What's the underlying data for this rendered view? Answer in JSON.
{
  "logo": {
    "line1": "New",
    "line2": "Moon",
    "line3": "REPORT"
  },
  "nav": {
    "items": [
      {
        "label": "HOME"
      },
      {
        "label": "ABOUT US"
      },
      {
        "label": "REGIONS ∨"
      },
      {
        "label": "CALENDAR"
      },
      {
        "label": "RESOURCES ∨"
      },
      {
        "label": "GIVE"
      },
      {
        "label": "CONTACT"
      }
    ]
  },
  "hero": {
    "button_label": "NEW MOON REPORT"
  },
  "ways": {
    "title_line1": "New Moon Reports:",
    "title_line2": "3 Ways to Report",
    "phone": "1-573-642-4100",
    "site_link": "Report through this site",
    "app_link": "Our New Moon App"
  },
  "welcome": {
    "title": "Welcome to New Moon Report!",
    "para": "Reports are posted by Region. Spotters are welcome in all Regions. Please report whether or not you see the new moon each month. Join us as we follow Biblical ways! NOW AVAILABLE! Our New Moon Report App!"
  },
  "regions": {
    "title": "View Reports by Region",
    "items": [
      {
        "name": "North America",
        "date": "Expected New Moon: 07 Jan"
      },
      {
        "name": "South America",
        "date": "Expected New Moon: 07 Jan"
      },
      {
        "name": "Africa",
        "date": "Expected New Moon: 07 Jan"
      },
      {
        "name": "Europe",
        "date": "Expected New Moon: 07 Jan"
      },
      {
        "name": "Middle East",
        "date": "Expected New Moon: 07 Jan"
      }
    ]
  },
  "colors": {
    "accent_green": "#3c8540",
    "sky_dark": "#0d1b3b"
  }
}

◆ Instructions to follow: Return the lines above exactly, keeping every word.

◆ Answer to the exercise:
What's the underlying data for this rendered view? Answer in JSON.
{
  "logo": {
    "line1": "New",
    "line2": "Moon",
    "line3": "REPORT"
  },
  "nav": {
    "items": [
      {
        "label": "HOME"
      },
      {
        "label": "ABOUT US"
      },
      {
        "label": "REGIONS ∨"
      },
      {
        "label": "CALENDAR"
      },
      {
        "label": "RESOURCES ∨"
      },
      {
        "label": "GIVE"
      },
      {
        "label": "CONTACT"
      }
    ]
  },
  "hero": {
    "button_label": "NEW MOON REPORT"
  },
  "ways": {
    "title_line1": "New Moon Reports:",
    "title_line2": "3 Ways to Report",
    "phone": "1-573-642-4100",
    "site_link": "Report through this site",
    "app_link": "Our New Moon App"
  },
  "welcome": {
    "title": "Welcome to New Moon Report!",
    "para": "Reports are posted by Region. Spotters are welcome in all Regions. Please report whether or not you see the new moon each month. Join us as we follow Biblical ways! NOW AVAILABLE! Our New Moon Report App!"
  },
  "regions": {
    "title": "View Reports by Region",
    "items": [
      {
        "name": "North America",
        "date": "Expected New Moon: 07 Jan"
      },
      {
        "name": "South America",
        "date": "Expected New Moon: 07 Jan"
      },
      {
        "name": "Africa",
        "date": "Expected New Moon: 07 Jan"
      },
      {
        "name": "Europe",
        "date": "Expected New Moon: 07 Jan"
      },
      {
        "name": "Middle East",
        "date": "Expected New Moon: 07 Jan"
      }
    ]
  },
  "colors": {
    "accent_green": "#3c8540",
    "sky_dark": "#0d1b3b"
  }
}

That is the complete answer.